- GIVEN PASSAGE:
I found this book to be incredibly interesting and eye opening. She presents her unique perspective in a very touching way. My favorite chapter was “Eye to Eye”: Black Women, Hatred, and Anger.” It was really thoughtfully written to present the concept of identity and solidarity (or lack thereof) amongst Black women. This chapter seemed to be written in a different style. She began by presenting the facts and then providing illustrative examples from her own life to frame these facts. As the chapter continued, her writing style became much less calculated and more fluid to represent the strong emotions that she felt. I also liked how she treated the topic of her anger and the idea of suffering to explain how she felt. She is clearly a very strong and intelligent woman and I felt like her writing really speaks to her readers. Lorde seems to be reaching out and allowing us to experience another unique perspective. I also liked her representation of society and motherhood given from her perspective.

Monday, November 2, 2009

Week 11: Dangerous Liaisons

Chapter 17: “On the Threshold of Women’s Era”: Lynching, Empire, and Sexuality in Black Feminist Theory by Hazel V. Carby (p. 330-343)

Summary:

Carby states that the purpose of this essay is to address the ways that African-American women intellectuals explain “patriarchal power through its manipulation of racialized and gendered social categories and practices” (p. 330). The author feels that the focus feminism is on a very small percentage of women (white, middle-class) and that non-white women are often ignored in their writing. Therefore, feminism promotes a “racist hierarchy” (p. 331).

In 1896, the National Association of Colored Women (NACW) was created and gave black women the first opportunity to discuss their rights and fight against their oppression. Many novels were published during this time period by African-American women with the purpose of “resisting and defeating oppression” (p. 332). Next, Carby discusses the “theory of internal and external colonization developed in the works of Cooper and Wells” (p. 332). The focus of her essay, however, is internalized colonization. Here the white man is portrayed as a beast that consumes everything in front of it, while white women are unable to control this beast. Cooper proposed that white women should revolutionize their thoughts and actions in order to lead reforms.

- SHORT EXERCISE 1: Rewrite the stretch of the reading notes from "Monday, November 2, 2009" through "Carby (p. 330-343)", putting "Perilous Connections" in place of "Dangerous Liaisons".

- DATA FOR PROCESSING:
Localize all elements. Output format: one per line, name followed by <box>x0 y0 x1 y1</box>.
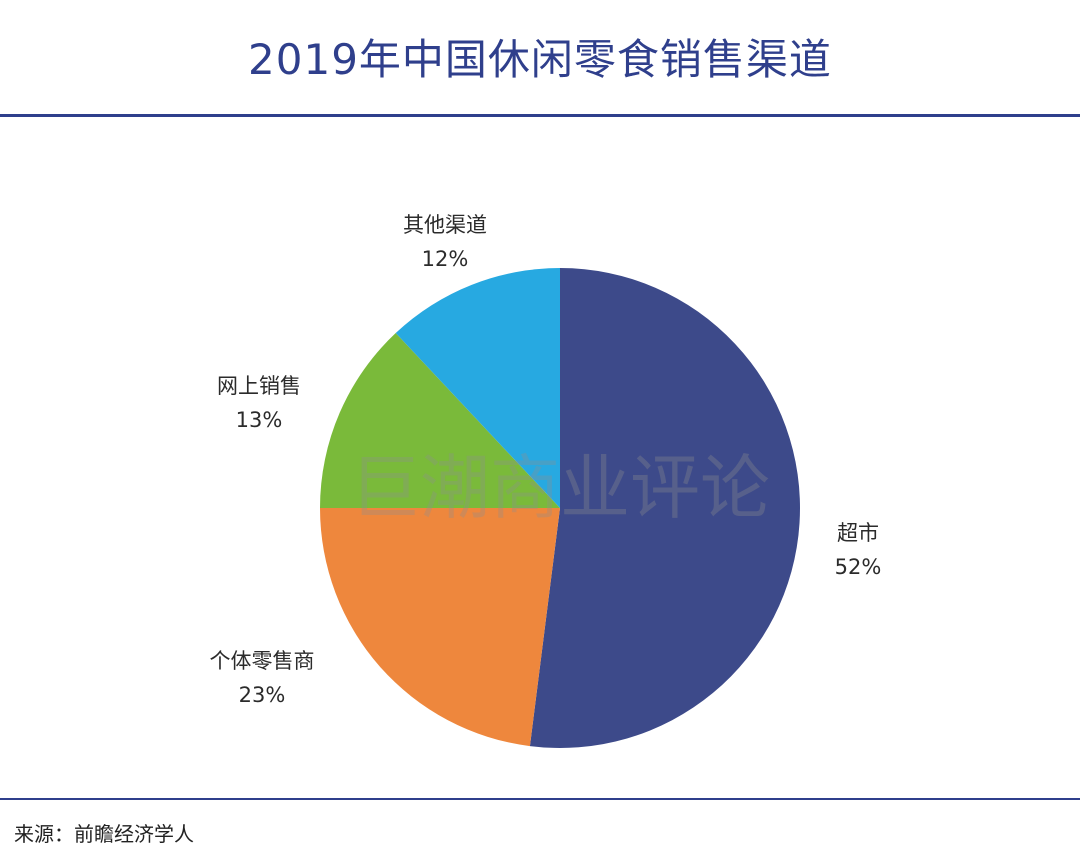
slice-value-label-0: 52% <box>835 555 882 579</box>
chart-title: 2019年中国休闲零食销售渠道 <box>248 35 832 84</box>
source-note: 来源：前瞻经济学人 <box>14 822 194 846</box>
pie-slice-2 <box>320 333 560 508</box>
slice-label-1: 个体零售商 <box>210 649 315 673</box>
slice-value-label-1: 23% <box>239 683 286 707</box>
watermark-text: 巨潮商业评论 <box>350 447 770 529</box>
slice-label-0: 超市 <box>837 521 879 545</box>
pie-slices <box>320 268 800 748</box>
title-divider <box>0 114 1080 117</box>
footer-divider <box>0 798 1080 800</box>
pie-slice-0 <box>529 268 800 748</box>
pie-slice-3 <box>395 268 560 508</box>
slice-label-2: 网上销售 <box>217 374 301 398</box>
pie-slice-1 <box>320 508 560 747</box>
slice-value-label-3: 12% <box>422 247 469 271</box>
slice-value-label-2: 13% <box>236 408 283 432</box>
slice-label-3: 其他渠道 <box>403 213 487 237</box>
---
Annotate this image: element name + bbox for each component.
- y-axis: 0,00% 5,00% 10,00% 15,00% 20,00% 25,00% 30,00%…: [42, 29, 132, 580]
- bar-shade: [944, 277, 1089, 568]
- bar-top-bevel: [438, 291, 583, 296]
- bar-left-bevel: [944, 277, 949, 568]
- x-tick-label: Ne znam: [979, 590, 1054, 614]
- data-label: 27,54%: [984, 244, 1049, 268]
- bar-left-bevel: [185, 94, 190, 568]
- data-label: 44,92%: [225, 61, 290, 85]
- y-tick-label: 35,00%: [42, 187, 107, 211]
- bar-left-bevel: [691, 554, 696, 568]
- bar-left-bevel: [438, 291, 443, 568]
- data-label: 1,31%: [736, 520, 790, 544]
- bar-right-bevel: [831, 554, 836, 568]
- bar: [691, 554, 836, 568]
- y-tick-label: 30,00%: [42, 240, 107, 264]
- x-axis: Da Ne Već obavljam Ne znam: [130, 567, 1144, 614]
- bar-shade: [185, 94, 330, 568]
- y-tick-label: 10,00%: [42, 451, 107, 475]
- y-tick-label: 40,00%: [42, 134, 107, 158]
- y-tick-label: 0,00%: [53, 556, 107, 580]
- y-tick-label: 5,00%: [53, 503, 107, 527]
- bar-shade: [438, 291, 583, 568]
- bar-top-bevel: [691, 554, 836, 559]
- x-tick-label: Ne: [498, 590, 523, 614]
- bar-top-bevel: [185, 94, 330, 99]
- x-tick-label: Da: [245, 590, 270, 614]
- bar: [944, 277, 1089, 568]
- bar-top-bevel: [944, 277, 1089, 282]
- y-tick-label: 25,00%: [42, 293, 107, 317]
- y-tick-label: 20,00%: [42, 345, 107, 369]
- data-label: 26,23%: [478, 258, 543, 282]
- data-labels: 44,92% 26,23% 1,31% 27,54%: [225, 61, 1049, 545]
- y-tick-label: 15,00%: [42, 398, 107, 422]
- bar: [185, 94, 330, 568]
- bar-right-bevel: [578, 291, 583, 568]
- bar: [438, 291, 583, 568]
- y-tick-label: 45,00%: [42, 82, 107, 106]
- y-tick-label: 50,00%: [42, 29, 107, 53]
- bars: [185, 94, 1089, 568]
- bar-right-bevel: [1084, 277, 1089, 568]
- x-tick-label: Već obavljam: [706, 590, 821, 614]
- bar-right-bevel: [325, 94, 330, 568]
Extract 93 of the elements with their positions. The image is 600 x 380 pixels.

- SHORT EXERCISE 2: From the records, copy verbatim the stretch from the line containing "slice-value-label-0: 52% <box>835" through the line containing "slice-value-label-3: 12% <box>422", keeping both of those lines.

- FULL RESPONSE 1:
Monday, November 2, 2009

Week 11: Perilous Connections

Chapter 17: “On the Threshold of Women’s Era”: Lynching, Empire, and Sexuality in Black Feminist Theory by Hazel V. Carby (p. 330-343)

- FULL RESPONSE 2:
slice-value-label-0: 52% <box>835 555 882 579</box>
chart-title: 2019年中国休闲零食销售渠道 <box>248 35 832 84</box>
source-note: 来源：前瞻经济学人 <box>14 822 194 846</box>
pie-slice-2 <box>320 333 560 508</box>
slice-label-1: 个体零售商 <box>210 649 315 673</box>
slice-value-label-1: 23% <box>239 683 286 707</box>
watermark-text: 巨潮商业评论 <box>350 447 770 529</box>
slice-label-0: 超市 <box>837 521 879 545</box>
pie-slices <box>320 268 800 748</box>
title-divider <box>0 114 1080 117</box>
footer-divider <box>0 798 1080 800</box>
pie-slice-0 <box>529 268 800 748</box>
pie-slice-3 <box>395 268 560 508</box>
slice-label-2: 网上销售 <box>217 374 301 398</box>
pie-slice-1 <box>320 508 560 747</box>
slice-value-label-3: 12% <box>422 247 469 271</box>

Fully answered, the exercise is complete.